Request: Without the pictures, repeat the listing character for character.

Supplied material:
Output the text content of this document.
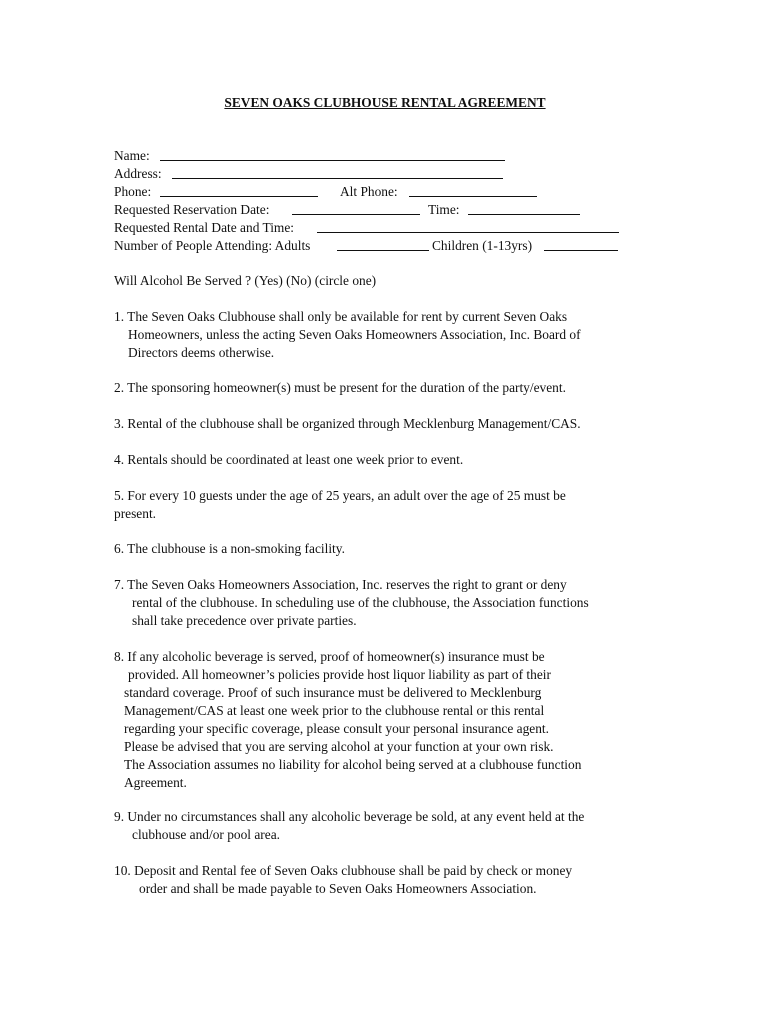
SEVEN OAKS CLUBHOUSE RENTAL AGREEMENT
Name:
Address:
Phone:	Alt Phone:
Requested Reservation Date:	Time:
Requested Rental Date and Time:
Number of People Attending: Adults	Children (1-13yrs)
Will Alcohol Be Served ? (Yes) (No) (circle one)
1. The Seven Oaks Clubhouse shall only be available for rent by current Seven Oaks
Homeowners, unless the acting Seven Oaks Homeowners Association, Inc. Board of
Directors deems otherwise.
2. The sponsoring homeowner(s) must be present for the duration of the party/event.
3. Rental of the clubhouse shall be organized through Mecklenburg Management/CAS.
4. Rentals should be coordinated at least one week prior to event.
5. For every 10 guests under the age of 25 years, an adult over the age of 25 must be
present.
6. The clubhouse is a non-smoking facility.
7. The Seven Oaks Homeowners Association, Inc. reserves the right to grant or deny
rental of the clubhouse. In scheduling use of the clubhouse, the Association functions
shall take precedence over private parties.
8. If any alcoholic beverage is served, proof of homeowner(s) insurance must be
provided. All homeowner’s policies provide host liquor liability as part of their
standard coverage. Proof of such insurance must be delivered to Mecklenburg
Management/CAS at least one week prior to the clubhouse rental or this rental
regarding your specific coverage, please consult your personal insurance agent.
Please be advised that you are serving alcohol at your function at your own risk.
The Association assumes no liability for alcohol being served at a clubhouse function
Agreement.
9. Under no circumstances shall any alcoholic beverage be sold, at any event held at the
clubhouse and/or pool area.
10. Deposit and Rental fee of Seven Oaks clubhouse shall be paid by check or money
order and shall be made payable to Seven Oaks Homeowners Association.
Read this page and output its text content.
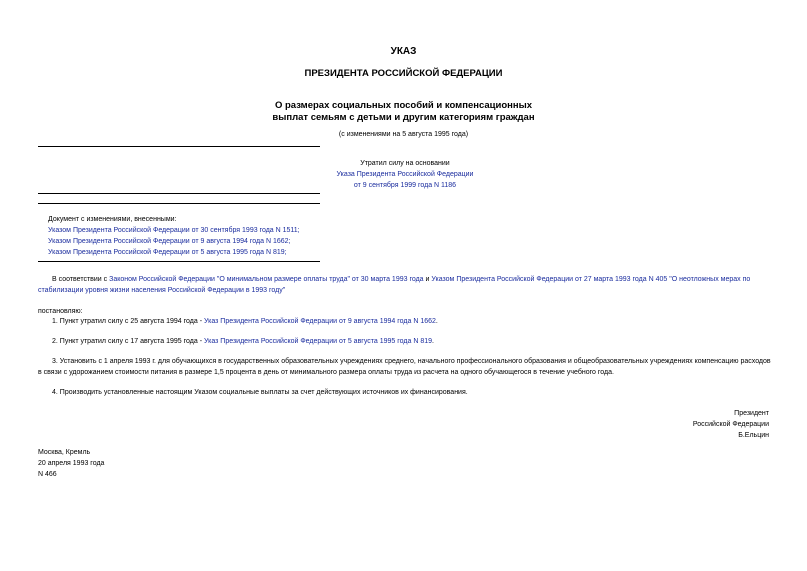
УКАЗ
ПРЕЗИДЕНТА РОССИЙСКОЙ ФЕДЕРАЦИИ
О размерах социальных пособий и компенсационных
выплат семьям с детьми и другим категориям граждан
(с изменениями на 5 августа 1995 года)
Утратил силу на основании
Указа Президента Российской Федерации
от 9 сентября 1999 года N 1186
Документ с изменениями, внесенными:
Указом Президента Российской Федерации от 30 сентября 1993 года N 1511;
Указом Президента Российской Федерации от 9 августа 1994 года N 1662;
Указом Президента Российской Федерации от 5 августа 1995 года N 819;

В соответствии с Законом Российской Федерации "О минимальном размере оплаты труда" от 30 марта 1993 года и Указом Президента Российской Федерации от 27 марта 1993 года N 405 "О неотложных мерах по стабилизации уровня жизни населения Российской Федерации в 1993 году"

постановляю:

1. Пункт утратил силу с 25 августа 1994 года - Указ Президента Российской Федерации от 9 августа 1994 года N 1662.

2. Пункт утратил силу с 17 августа 1995 года - Указ Президента Российской Федерации от 5 августа 1995 года N 819.

3. Установить с 1 апреля 1993 г. для обучающихся в государственных образовательных учреждениях среднего, начального профессионального образования и общеобразовательных учреждениях компенсацию расходов в связи с удорожанием стоимости питания в размере 1,5 процента в день от минимального размера оплаты труда из расчета на одного обучающегося в течение учебного года.

4. Производить установленные настоящим Указом социальные выплаты за счет действующих источников их финансирования.

Президент
Российской Федерации
Б.Ельцин
Москва, Кремль
20 апреля 1993 года
N 466
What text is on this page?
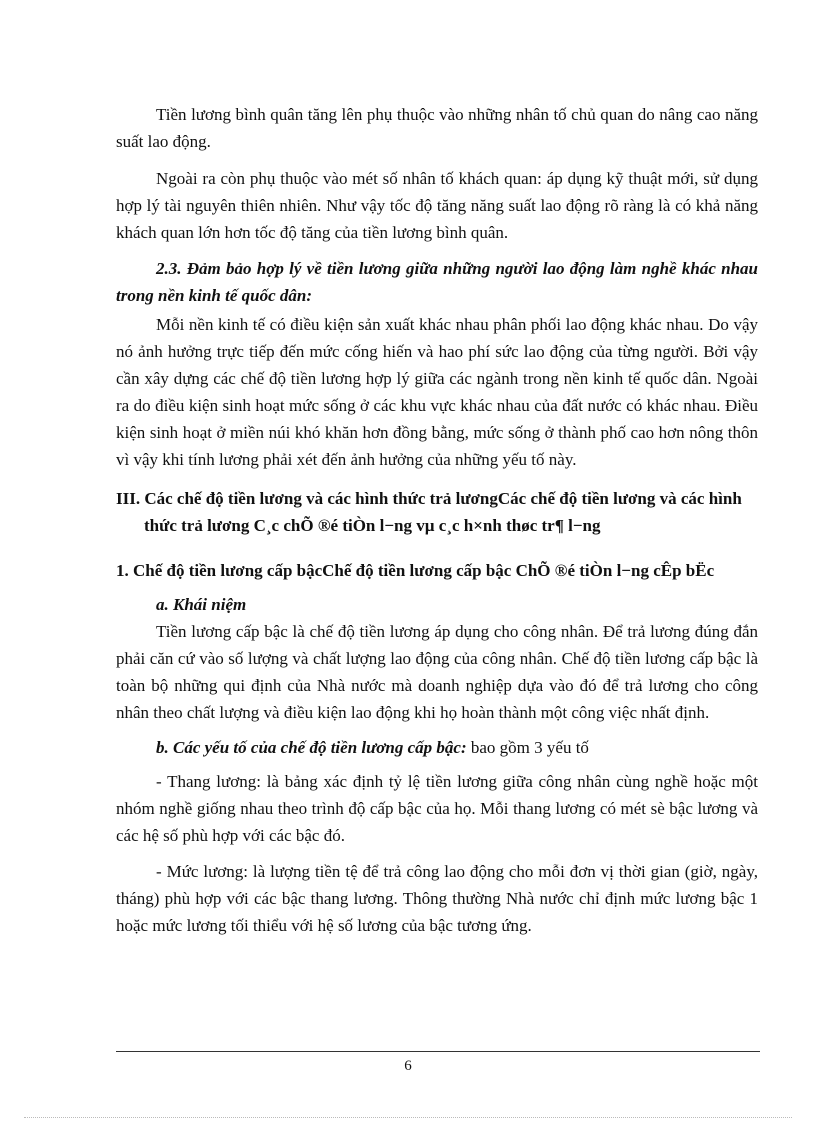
Tiền lương bình quân tăng lên phụ thuộc vào những nhân tố chủ quan do nâng cao năng suất lao động.

Ngoài ra còn phụ thuộc vào mét số nhân tố khách quan: áp dụng kỹ thuật mới, sử dụng hợp lý tài nguyên thiên nhiên. Như vậy tốc độ tăng năng suất lao động rõ ràng là có khả năng khách quan lớn hơn tốc độ tăng của tiền lương bình quân.

2.3. Đảm bảo hợp lý về tiền lương giữa những người lao động làm nghề khác nhau trong nền kinh tế quốc dân:

Mỗi nền kinh tế có điều kiện sản xuất khác nhau phân phối lao động khác nhau. Do vậy nó ảnh hưởng trực tiếp đến mức cống hiến và hao phí sức lao động của từng người. Bởi vậy cần xây dựng các chế độ tiền lương hợp lý giữa các ngành trong nền kinh tế quốc dân. Ngoài ra do điều kiện sinh hoạt mức sống ở các khu vực khác nhau của đất nước có khác nhau. Điều kiện sinh hoạt ở miền núi khó khăn hơn đồng bằng, mức sống ở thành phố cao hơn nông thôn vì vậy khi tính lương phải xét đến ảnh hưởng của những yếu tố này.

III. Các chế độ tiền lương và các hình thức trả lươngCác chế độ tiền lương và các hình thức trả lương C¸c chÕ ®é tiÒn l−ng vµ c¸c h×nh thøc tr¶ l−ng

1. Chế độ tiền lương cấp bậcChế độ tiền lương cấp bậc ChÕ ®é tiÒn l−ng cÊp bËc

a. Khái niệm

Tiền lương cấp bậc là chế độ tiền lương áp dụng cho công nhân. Để trả lương đúng đắn phải căn cứ vào số lượng và chất lượng lao động của công nhân. Chế độ tiền lương cấp bậc là toàn bộ những qui định của Nhà nước mà doanh nghiệp dựa vào đó để trả lương cho công nhân theo chất lượng và điều kiện lao động khi họ hoàn thành một công việc nhất định.

b. Các yếu tố của chế độ tiền lương cấp bậc: bao gồm 3 yếu tố

- Thang lương: là bảng xác định tỷ lệ tiền lương giữa công nhân cùng nghề hoặc một nhóm nghề giống nhau theo trình độ cấp bậc của họ. Mỗi thang lương có mét sè bậc lương và các hệ số phù hợp với các bậc đó.

- Mức lương: là lượng tiền tệ để trả công lao động cho mỗi đơn vị thời gian (giờ, ngày, tháng) phù hợp với các bậc thang lương. Thông thường Nhà nước chỉ định mức lương bậc 1 hoặc mức lương tối thiểu với hệ số lương của bậc tương ứng.

6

Response for this exercise:
Output the text content of this document.
SEVEN OAKS CLUBHOUSE RENTAL AGREEMENT
Name:
Address:
Phone:	Alt Phone:
Requested Reservation Date:	Time:
Requested Rental Date and Time:
Number of People Attending: Adults	Children (1-13yrs)
Will Alcohol Be Served ? (Yes) (No) (circle one)
1. The Seven Oaks Clubhouse shall only be available for rent by current Seven Oaks
Homeowners, unless the acting Seven Oaks Homeowners Association, Inc. Board of
Directors deems otherwise.
2. The sponsoring homeowner(s) must be present for the duration of the party/event.
3. Rental of the clubhouse shall be organized through Mecklenburg Management/CAS.
4. Rentals should be coordinated at least one week prior to event.
5. For every 10 guests under the age of 25 years, an adult over the age of 25 must be
present.
6. The clubhouse is a non-smoking facility.
7. The Seven Oaks Homeowners Association, Inc. reserves the right to grant or deny
rental of the clubhouse. In scheduling use of the clubhouse, the Association functions
shall take precedence over private parties.
8. If any alcoholic beverage is served, proof of homeowner(s) insurance must be
provided. All homeowner’s policies provide host liquor liability as part of their
standard coverage. Proof of such insurance must be delivered to Mecklenburg
Management/CAS at least one week prior to the clubhouse rental or this rental
regarding your specific coverage, please consult your personal insurance agent.
Please be advised that you are serving alcohol at your function at your own risk.
The Association assumes no liability for alcohol being served at a clubhouse function
Agreement.
9. Under no circumstances shall any alcoholic beverage be sold, at any event held at the
clubhouse and/or pool area.
10. Deposit and Rental fee of Seven Oaks clubhouse shall be paid by check or money
order and shall be made payable to Seven Oaks Homeowners Association.
Read this page and output its text content.
УКАЗ
ПРЕЗИДЕНТА РОССИЙСКОЙ ФЕДЕРАЦИИ
О размерах социальных пособий и компенсационных
выплат семьям с детьми и другим категориям граждан
(с изменениями на 5 августа 1995 года)
Утратил силу на основании
Указа Президента Российской Федерации
от 9 сентября 1999 года N 1186
Документ с изменениями, внесенными:
Указом Президента Российской Федерации от 30 сентября 1993 года N 1511;
Указом Президента Российской Федерации от 9 августа 1994 года N 1662;
Указом Президента Российской Федерации от 5 августа 1995 года N 819;

В соответствии с Законом Российской Федерации "О минимальном размере оплаты труда" от 30 марта 1993 года и Указом Президента Российской Федерации от 27 марта 1993 года N 405 "О неотложных мерах по стабилизации уровня жизни населения Российской Федерации в 1993 году"

постановляю:

1. Пункт утратил силу с 25 августа 1994 года - Указ Президента Российской Федерации от 9 августа 1994 года N 1662.

2. Пункт утратил силу с 17 августа 1995 года - Указ Президента Российской Федерации от 5 августа 1995 года N 819.

3. Установить с 1 апреля 1993 г. для обучающихся в государственных образовательных учреждениях среднего, начального профессионального образования и общеобразовательных учреждениях компенсацию расходов в связи с удорожанием стоимости питания в размере 1,5 процента в день от минимального размера оплаты труда из расчета на одного обучающегося в течение учебного года.

4. Производить установленные настоящим Указом социальные выплаты за счет действующих источников их финансирования.

Президент
Российской Федерации
Б.Ельцин
Москва, Кремль
20 апреля 1993 года
N 466
What text is on this page?
Tiền lương bình quân tăng lên phụ thuộc vào những nhân tố chủ quan do nâng cao năng suất lao động.

Ngoài ra còn phụ thuộc vào mét số nhân tố khách quan: áp dụng kỹ thuật mới, sử dụng hợp lý tài nguyên thiên nhiên. Như vậy tốc độ tăng năng suất lao động rõ ràng là có khả năng khách quan lớn hơn tốc độ tăng của tiền lương bình quân.

2.3. Đảm bảo hợp lý về tiền lương giữa những người lao động làm nghề khác nhau trong nền kinh tế quốc dân:

Mỗi nền kinh tế có điều kiện sản xuất khác nhau phân phối lao động khác nhau. Do vậy nó ảnh hưởng trực tiếp đến mức cống hiến và hao phí sức lao động của từng người. Bởi vậy cần xây dựng các chế độ tiền lương hợp lý giữa các ngành trong nền kinh tế quốc dân. Ngoài ra do điều kiện sinh hoạt mức sống ở các khu vực khác nhau của đất nước có khác nhau. Điều kiện sinh hoạt ở miền núi khó khăn hơn đồng bằng, mức sống ở thành phố cao hơn nông thôn vì vậy khi tính lương phải xét đến ảnh hưởng của những yếu tố này.

III. Các chế độ tiền lương và các hình thức trả lươngCác chế độ tiền lương và các hình thức trả lương C¸c chÕ ®é tiÒn l−ng vµ c¸c h×nh thøc tr¶ l−ng

1. Chế độ tiền lương cấp bậcChế độ tiền lương cấp bậc ChÕ ®é tiÒn l−ng cÊp bËc

a. Khái niệm

Tiền lương cấp bậc là chế độ tiền lương áp dụng cho công nhân. Để trả lương đúng đắn phải căn cứ vào số lượng và chất lượng lao động của công nhân. Chế độ tiền lương cấp bậc là toàn bộ những qui định của Nhà nước mà doanh nghiệp dựa vào đó để trả lương cho công nhân theo chất lượng và điều kiện lao động khi họ hoàn thành một công việc nhất định.

b. Các yếu tố của chế độ tiền lương cấp bậc: bao gồm 3 yếu tố

- Thang lương: là bảng xác định tỷ lệ tiền lương giữa công nhân cùng nghề hoặc một nhóm nghề giống nhau theo trình độ cấp bậc của họ. Mỗi thang lương có mét sè bậc lương và các hệ số phù hợp với các bậc đó.

- Mức lương: là lượng tiền tệ để trả công lao động cho mỗi đơn vị thời gian (giờ, ngày, tháng) phù hợp với các bậc thang lương. Thông thường Nhà nước chỉ định mức lương bậc 1 hoặc mức lương tối thiểu với hệ số lương của bậc tương ứng.

6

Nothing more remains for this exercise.